## Written task:
Write the records out again, keeping each line exactly as it is.

## Structured figure records:
= = = = = = =
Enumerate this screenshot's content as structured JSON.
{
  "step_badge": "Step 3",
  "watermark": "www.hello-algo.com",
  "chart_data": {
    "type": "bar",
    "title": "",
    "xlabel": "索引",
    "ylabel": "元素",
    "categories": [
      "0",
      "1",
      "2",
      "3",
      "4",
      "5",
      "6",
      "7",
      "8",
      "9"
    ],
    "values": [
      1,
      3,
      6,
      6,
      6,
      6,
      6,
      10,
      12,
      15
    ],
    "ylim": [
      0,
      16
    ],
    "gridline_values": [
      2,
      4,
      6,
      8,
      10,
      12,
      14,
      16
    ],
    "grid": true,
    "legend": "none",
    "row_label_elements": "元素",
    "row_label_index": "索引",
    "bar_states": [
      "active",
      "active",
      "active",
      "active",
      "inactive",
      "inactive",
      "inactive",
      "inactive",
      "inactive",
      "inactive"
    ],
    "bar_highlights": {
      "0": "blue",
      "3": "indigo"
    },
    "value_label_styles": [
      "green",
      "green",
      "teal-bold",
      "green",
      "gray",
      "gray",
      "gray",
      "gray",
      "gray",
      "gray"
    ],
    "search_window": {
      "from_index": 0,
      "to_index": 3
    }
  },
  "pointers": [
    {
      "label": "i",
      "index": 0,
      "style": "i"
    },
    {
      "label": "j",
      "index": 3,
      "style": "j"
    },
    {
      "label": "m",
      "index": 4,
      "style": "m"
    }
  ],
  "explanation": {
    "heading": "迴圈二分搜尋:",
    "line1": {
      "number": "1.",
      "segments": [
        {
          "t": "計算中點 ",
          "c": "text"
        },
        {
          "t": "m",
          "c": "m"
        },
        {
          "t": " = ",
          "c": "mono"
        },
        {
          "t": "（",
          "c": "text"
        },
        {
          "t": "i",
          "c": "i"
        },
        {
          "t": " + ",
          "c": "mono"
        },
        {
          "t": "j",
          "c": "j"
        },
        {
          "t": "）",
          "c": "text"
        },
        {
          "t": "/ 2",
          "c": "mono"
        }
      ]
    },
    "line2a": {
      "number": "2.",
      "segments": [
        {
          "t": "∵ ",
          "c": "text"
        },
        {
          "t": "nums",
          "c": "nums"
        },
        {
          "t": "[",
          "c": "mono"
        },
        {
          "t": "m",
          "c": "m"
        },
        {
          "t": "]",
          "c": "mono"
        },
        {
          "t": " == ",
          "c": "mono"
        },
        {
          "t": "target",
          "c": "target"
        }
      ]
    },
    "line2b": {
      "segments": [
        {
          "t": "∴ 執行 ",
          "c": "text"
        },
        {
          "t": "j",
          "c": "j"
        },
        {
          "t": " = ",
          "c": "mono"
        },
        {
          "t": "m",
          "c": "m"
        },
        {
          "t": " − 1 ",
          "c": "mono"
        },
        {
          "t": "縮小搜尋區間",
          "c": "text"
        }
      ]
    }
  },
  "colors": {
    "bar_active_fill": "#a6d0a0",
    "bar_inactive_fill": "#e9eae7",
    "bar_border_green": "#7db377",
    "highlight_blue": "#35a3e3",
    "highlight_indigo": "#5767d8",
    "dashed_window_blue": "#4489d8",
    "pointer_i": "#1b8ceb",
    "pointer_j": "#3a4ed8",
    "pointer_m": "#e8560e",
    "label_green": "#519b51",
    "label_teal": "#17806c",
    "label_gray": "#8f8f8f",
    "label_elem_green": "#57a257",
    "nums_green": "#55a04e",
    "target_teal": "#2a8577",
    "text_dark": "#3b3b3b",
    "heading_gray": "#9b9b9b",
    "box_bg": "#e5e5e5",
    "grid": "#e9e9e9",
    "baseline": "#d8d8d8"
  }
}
= = = = = = =
## Solved problem:
Enumerate this screenshot's content as structured JSON.
{
  "step_badge": "Step 3",
  "watermark": "www.hello-algo.com",
  "chart_data": {
    "type": "bar",
    "title": "",
    "xlabel": "索引",
    "ylabel": "元素",
    "categories": [
      "0",
      "1",
      "2",
      "3",
      "4",
      "5",
      "6",
      "7",
      "8",
      "9"
    ],
    "values": [
      1,
      3,
      6,
      6,
      6,
      6,
      6,
      10,
      12,
      15
    ],
    "ylim": [
      0,
      16
    ],
    "gridline_values": [
      2,
      4,
      6,
      8,
      10,
      12,
      14,
      16
    ],
    "grid": true,
    "legend": "none",
    "row_label_elements": "元素",
    "row_label_index": "索引",
    "bar_states": [
      "active",
      "active",
      "active",
      "active",
      "inactive",
      "inactive",
      "inactive",
      "inactive",
      "inactive",
      "inactive"
    ],
    "bar_highlights": {
      "0": "blue",
      "3": "indigo"
    },
    "value_label_styles": [
      "green",
      "green",
      "teal-bold",
      "green",
      "gray",
      "gray",
      "gray",
      "gray",
      "gray",
      "gray"
    ],
    "search_window": {
      "from_index": 0,
      "to_index": 3
    }
  },
  "pointers": [
    {
      "label": "i",
      "index": 0,
      "style": "i"
    },
    {
      "label": "j",
      "index": 3,
      "style": "j"
    },
    {
      "label": "m",
      "index": 4,
      "style": "m"
    }
  ],
  "explanation": {
    "heading": "迴圈二分搜尋:",
    "line1": {
      "number": "1.",
      "segments": [
        {
          "t": "計算中點 ",
          "c": "text"
        },
        {
          "t": "m",
          "c": "m"
        },
        {
          "t": " = ",
          "c": "mono"
        },
        {
          "t": "（",
          "c": "text"
        },
        {
          "t": "i",
          "c": "i"
        },
        {
          "t": " + ",
          "c": "mono"
        },
        {
          "t": "j",
          "c": "j"
        },
        {
          "t": "）",
          "c": "text"
        },
        {
          "t": "/ 2",
          "c": "mono"
        }
      ]
    },
    "line2a": {
      "number": "2.",
      "segments": [
        {
          "t": "∵ ",
          "c": "text"
        },
        {
          "t": "nums",
          "c": "nums"
        },
        {
          "t": "[",
          "c": "mono"
        },
        {
          "t": "m",
          "c": "m"
        },
        {
          "t": "]",
          "c": "mono"
        },
        {
          "t": " == ",
          "c": "mono"
        },
        {
          "t": "target",
          "c": "target"
        }
      ]
    },
    "line2b": {
      "segments": [
        {
          "t": "∴ 執行 ",
          "c": "text"
        },
        {
          "t": "j",
          "c": "j"
        },
        {
          "t": " = ",
          "c": "mono"
        },
        {
          "t": "m",
          "c": "m"
        },
        {
          "t": " − 1 ",
          "c": "mono"
        },
        {
          "t": "縮小搜尋區間",
          "c": "text"
        }
      ]
    }
  },
  "colors": {
    "bar_active_fill": "#a6d0a0",
    "bar_inactive_fill": "#e9eae7",
    "bar_border_green": "#7db377",
    "highlight_blue": "#35a3e3",
    "highlight_indigo": "#5767d8",
    "dashed_window_blue": "#4489d8",
    "pointer_i": "#1b8ceb",
    "pointer_j": "#3a4ed8",
    "pointer_m": "#e8560e",
    "label_green": "#519b51",
    "label_teal": "#17806c",
    "label_gray": "#8f8f8f",
    "label_elem_green": "#57a257",
    "nums_green": "#55a04e",
    "target_teal": "#2a8577",
    "text_dark": "#3b3b3b",
    "heading_gray": "#9b9b9b",
    "box_bg": "#e5e5e5",
    "grid": "#e9e9e9",
    "baseline": "#d8d8d8"
  }
}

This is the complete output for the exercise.